Start of RECORDS TO USE

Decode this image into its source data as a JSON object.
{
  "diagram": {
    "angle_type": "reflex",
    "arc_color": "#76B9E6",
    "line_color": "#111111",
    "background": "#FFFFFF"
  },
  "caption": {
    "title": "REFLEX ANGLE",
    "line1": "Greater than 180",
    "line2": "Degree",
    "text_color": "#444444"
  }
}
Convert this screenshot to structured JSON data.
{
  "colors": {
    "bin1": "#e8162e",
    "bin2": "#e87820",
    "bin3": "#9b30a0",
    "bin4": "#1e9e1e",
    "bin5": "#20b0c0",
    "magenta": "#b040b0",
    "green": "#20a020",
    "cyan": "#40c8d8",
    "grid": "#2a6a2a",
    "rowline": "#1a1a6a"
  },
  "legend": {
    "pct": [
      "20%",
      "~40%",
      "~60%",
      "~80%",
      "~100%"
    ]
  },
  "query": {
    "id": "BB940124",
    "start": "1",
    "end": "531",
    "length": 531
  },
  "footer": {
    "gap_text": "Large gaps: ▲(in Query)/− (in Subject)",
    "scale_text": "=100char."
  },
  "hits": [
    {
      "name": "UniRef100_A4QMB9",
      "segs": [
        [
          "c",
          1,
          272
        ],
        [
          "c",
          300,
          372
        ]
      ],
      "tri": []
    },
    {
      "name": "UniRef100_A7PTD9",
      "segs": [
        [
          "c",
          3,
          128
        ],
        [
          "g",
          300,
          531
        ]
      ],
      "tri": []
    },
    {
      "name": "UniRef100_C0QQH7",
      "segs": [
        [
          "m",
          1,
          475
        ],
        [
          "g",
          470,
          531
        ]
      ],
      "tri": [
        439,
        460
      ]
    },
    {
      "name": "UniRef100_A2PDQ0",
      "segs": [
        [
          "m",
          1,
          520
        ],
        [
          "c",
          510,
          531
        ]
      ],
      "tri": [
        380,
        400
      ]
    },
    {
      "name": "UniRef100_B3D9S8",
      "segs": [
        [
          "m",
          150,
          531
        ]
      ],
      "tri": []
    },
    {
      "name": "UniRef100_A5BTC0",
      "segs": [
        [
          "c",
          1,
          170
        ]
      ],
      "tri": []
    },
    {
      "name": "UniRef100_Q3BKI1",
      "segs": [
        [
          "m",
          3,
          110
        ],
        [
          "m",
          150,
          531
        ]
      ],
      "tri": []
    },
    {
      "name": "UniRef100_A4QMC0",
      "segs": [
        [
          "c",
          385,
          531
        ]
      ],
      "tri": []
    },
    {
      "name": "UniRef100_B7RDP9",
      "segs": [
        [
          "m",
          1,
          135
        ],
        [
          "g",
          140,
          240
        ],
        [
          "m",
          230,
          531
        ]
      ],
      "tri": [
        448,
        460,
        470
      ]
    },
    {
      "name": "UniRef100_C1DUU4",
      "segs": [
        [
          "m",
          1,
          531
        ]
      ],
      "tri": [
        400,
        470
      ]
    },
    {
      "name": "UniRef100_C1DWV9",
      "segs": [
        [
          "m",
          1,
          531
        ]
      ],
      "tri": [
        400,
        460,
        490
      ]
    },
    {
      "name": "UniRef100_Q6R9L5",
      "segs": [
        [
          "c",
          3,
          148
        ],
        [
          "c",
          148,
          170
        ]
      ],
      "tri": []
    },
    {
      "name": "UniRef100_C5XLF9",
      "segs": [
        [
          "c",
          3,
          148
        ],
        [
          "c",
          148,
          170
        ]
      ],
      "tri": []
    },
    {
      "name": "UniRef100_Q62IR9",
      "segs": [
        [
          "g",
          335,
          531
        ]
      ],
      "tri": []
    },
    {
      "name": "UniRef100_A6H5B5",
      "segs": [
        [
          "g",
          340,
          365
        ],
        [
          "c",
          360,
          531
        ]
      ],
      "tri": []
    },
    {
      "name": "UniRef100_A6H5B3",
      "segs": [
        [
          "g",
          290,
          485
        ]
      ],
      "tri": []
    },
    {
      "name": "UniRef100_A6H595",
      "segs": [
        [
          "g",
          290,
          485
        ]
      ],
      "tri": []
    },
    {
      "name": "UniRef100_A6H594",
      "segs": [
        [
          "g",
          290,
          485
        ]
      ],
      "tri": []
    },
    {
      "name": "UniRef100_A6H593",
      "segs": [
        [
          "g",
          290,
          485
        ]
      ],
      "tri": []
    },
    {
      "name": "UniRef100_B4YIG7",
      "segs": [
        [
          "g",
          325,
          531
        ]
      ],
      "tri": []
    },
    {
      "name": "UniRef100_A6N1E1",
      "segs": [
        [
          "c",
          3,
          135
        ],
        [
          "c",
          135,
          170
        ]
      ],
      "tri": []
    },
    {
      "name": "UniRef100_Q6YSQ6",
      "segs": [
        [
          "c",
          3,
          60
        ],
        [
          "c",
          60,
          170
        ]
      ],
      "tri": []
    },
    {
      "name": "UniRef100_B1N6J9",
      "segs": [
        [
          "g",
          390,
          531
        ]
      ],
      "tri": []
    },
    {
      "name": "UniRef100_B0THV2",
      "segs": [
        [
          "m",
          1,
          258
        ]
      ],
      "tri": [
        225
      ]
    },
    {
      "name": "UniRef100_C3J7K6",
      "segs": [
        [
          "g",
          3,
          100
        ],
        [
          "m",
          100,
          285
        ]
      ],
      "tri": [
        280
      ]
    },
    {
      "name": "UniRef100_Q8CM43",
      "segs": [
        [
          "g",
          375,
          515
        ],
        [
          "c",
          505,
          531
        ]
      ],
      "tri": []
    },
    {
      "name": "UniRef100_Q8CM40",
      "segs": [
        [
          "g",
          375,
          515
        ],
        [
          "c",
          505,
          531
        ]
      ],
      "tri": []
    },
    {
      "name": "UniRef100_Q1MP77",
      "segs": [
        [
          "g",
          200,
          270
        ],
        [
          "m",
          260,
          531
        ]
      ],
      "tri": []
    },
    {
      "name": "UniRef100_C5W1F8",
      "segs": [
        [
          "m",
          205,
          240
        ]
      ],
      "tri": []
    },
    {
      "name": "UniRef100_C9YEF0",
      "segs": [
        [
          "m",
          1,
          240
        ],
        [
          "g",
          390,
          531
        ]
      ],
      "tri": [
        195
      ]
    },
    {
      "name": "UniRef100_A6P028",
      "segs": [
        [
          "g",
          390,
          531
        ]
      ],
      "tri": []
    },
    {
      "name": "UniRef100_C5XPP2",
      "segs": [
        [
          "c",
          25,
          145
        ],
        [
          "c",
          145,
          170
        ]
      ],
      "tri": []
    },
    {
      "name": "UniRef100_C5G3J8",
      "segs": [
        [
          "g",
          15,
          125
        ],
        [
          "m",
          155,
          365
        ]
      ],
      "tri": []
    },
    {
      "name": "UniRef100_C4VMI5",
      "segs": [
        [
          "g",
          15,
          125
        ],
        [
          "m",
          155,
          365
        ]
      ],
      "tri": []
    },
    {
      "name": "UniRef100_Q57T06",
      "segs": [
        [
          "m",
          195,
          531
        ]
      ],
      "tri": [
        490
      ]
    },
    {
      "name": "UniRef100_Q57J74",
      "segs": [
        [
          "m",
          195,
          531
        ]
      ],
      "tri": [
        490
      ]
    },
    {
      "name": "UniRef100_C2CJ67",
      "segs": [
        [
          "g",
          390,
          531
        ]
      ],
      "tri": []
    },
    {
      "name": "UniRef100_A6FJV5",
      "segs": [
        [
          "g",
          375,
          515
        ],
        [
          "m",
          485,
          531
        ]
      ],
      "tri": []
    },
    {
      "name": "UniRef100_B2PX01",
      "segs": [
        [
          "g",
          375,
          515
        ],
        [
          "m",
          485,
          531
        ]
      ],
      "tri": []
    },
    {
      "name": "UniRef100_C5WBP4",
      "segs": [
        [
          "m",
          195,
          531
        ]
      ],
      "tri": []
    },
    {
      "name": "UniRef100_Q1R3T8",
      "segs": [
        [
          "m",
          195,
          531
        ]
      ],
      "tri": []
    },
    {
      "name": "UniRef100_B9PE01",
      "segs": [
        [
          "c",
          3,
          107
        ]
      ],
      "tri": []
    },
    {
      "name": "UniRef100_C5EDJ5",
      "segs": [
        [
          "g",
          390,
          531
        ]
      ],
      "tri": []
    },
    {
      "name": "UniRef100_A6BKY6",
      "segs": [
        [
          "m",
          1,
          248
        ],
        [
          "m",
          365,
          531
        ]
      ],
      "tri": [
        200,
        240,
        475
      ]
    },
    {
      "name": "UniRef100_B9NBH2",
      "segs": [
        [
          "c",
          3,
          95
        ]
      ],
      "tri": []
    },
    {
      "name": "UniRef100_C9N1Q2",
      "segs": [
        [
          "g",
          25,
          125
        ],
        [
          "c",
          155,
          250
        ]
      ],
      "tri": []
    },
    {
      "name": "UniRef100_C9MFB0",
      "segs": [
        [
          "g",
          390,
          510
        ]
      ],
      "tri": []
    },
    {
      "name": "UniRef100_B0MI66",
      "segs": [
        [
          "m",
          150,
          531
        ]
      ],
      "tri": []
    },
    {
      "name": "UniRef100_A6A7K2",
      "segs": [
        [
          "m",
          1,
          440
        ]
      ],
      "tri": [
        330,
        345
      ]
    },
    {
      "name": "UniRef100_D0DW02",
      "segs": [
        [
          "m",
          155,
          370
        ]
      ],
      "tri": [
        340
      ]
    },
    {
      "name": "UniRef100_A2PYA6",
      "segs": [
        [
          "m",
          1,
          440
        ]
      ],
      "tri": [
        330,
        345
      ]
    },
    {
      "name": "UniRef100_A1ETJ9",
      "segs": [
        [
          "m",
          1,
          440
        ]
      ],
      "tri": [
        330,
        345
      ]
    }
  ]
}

End of RECORDS TO USE

• _EXERCISE REQUIREMENTS_: Consider the entries above and return each line with the string "data".

• _THE SOLUTION_:
Decode this image into its source data as a JSON object.
Convert this screenshot to structured JSON data.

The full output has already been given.